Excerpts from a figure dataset

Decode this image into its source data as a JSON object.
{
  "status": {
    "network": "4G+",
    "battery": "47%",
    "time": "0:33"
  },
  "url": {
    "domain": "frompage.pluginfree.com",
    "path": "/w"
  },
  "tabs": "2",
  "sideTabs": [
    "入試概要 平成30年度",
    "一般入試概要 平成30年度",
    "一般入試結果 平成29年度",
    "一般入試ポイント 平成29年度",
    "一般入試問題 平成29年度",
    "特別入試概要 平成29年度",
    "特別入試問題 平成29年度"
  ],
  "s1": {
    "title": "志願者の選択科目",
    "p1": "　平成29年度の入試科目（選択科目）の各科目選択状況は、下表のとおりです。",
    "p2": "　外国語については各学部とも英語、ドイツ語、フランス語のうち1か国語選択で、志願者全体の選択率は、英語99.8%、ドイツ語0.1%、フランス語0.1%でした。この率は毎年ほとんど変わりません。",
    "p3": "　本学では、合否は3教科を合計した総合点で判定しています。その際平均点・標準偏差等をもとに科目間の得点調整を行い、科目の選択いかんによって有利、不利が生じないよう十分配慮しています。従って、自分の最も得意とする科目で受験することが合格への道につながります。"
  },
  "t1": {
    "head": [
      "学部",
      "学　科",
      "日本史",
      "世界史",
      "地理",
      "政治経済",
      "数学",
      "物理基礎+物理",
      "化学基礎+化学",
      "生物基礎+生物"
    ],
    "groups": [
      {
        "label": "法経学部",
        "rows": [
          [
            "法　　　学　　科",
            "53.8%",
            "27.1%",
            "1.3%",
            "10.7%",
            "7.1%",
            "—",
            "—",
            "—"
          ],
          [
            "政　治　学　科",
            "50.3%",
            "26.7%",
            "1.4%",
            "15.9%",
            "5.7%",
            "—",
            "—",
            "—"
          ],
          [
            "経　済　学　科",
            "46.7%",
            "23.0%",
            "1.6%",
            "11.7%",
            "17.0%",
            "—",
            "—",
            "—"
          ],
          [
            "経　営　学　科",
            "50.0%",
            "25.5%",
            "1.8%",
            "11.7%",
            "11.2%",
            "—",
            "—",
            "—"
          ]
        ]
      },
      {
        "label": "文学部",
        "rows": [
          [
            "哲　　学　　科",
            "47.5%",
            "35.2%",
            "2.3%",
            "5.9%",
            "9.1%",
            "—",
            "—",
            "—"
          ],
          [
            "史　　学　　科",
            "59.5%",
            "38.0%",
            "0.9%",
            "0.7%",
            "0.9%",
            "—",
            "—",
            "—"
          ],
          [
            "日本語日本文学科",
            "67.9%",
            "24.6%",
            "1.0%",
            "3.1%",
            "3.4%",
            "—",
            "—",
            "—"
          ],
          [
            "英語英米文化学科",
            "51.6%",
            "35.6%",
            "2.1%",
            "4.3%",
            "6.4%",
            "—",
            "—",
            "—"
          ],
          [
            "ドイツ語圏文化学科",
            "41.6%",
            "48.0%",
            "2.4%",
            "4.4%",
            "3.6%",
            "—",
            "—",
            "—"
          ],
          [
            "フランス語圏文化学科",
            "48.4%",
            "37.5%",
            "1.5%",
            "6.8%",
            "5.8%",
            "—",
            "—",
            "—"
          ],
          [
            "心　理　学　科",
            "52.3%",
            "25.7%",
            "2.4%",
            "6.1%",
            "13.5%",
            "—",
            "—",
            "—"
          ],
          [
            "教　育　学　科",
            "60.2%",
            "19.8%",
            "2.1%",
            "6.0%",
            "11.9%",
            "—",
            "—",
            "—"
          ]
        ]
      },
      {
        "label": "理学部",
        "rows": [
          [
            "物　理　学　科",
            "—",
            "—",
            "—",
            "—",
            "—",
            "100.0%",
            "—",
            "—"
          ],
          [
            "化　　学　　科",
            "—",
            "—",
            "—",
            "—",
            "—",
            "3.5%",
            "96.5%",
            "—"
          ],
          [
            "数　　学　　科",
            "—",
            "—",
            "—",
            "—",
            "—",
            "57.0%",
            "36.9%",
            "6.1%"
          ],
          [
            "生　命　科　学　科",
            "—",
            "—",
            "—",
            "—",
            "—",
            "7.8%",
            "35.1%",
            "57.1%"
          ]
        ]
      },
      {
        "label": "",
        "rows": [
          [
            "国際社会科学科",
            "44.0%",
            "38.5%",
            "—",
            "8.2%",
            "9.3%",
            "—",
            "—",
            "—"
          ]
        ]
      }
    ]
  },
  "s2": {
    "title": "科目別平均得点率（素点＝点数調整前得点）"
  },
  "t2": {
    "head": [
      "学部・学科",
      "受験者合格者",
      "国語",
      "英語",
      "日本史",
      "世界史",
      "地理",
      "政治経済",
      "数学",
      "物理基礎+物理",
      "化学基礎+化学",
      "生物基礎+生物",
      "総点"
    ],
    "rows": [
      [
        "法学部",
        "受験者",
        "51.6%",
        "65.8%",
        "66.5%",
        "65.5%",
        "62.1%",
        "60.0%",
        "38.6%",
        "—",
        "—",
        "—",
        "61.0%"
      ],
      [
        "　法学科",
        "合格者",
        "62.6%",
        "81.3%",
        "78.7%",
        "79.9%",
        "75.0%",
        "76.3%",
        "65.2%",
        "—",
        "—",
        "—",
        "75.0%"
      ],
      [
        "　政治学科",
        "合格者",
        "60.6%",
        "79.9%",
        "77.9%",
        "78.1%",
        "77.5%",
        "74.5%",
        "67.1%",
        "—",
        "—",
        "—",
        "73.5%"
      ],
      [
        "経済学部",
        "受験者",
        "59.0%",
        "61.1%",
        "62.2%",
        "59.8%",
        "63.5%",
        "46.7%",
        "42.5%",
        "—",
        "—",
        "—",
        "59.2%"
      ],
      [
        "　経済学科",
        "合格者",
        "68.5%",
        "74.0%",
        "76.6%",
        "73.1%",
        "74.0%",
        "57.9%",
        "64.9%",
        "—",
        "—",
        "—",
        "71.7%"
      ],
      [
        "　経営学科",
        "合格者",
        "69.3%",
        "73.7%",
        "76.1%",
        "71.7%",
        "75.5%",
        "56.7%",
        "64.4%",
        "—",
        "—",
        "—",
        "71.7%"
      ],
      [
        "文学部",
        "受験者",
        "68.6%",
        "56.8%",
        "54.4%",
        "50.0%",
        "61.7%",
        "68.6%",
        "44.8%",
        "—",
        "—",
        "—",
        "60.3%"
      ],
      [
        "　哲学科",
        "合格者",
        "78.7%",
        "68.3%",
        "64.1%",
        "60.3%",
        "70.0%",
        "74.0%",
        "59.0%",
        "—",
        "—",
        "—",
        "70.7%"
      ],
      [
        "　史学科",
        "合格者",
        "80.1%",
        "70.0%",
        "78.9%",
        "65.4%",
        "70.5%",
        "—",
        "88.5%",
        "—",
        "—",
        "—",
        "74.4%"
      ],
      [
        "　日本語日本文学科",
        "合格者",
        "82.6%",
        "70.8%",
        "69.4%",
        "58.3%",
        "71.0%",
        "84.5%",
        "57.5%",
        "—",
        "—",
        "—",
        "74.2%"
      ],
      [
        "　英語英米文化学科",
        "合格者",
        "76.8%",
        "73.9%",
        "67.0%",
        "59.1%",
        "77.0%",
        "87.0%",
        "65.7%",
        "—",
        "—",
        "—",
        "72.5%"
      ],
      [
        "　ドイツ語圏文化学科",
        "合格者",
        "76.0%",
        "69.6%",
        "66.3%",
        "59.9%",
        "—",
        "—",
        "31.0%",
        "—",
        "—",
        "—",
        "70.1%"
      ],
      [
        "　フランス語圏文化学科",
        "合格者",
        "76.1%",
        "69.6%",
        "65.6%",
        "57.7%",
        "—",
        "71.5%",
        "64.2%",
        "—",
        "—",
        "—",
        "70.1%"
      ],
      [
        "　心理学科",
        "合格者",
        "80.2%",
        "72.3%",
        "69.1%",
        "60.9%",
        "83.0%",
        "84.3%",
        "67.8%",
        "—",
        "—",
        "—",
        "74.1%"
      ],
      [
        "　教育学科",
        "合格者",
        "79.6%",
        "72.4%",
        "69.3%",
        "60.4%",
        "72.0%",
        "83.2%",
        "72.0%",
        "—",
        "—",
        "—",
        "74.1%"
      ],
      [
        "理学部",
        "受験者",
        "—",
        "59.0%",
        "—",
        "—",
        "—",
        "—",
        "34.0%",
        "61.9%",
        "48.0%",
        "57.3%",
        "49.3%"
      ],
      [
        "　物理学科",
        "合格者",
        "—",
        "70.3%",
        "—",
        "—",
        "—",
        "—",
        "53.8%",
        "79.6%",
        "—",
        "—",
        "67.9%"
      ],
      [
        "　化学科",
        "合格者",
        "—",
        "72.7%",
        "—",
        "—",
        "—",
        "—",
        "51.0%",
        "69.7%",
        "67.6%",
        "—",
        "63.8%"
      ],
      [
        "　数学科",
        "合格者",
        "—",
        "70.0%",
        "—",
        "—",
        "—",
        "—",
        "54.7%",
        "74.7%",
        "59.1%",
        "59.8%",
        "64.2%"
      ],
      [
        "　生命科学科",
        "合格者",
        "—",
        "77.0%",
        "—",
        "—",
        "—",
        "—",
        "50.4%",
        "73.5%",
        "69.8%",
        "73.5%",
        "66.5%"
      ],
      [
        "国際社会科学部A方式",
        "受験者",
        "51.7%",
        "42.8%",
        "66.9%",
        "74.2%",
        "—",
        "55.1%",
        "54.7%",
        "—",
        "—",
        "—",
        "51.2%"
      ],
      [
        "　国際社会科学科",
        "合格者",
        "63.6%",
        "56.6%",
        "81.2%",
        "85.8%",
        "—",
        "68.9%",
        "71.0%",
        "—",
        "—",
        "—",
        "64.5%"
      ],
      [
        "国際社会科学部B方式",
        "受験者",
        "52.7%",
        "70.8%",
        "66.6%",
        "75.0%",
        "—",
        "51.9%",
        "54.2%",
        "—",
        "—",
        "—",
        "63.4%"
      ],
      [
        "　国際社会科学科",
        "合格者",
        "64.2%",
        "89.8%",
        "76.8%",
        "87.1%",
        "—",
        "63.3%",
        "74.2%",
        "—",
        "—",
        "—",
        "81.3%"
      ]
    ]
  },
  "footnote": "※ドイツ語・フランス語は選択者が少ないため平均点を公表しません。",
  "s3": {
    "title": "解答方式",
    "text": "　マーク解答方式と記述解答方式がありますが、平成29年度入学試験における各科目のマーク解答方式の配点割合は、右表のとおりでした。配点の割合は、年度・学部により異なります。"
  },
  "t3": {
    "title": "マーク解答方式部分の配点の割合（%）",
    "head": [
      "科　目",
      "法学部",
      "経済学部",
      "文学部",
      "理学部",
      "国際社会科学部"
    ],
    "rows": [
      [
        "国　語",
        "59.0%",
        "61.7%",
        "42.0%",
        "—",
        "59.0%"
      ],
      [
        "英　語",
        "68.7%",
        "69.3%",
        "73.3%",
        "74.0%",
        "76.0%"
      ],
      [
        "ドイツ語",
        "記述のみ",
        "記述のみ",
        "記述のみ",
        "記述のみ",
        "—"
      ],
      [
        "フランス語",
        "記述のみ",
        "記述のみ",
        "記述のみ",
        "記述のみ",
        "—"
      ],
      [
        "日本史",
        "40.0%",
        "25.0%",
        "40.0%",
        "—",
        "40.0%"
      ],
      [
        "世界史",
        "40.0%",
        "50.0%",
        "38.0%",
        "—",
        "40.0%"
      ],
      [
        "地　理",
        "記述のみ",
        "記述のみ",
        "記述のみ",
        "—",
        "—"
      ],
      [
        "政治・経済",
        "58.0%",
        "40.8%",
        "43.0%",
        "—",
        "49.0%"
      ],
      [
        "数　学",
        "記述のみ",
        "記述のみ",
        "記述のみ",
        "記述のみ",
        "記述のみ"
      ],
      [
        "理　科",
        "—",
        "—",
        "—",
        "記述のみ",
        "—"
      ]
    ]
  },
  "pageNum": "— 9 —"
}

- **What the exercise asks**
Reproduce each line from the records that contains the word "label".

- **Result**
        "label": "法経学部",
        "label": "文学部",
        "label": "理学部",
        "label": "",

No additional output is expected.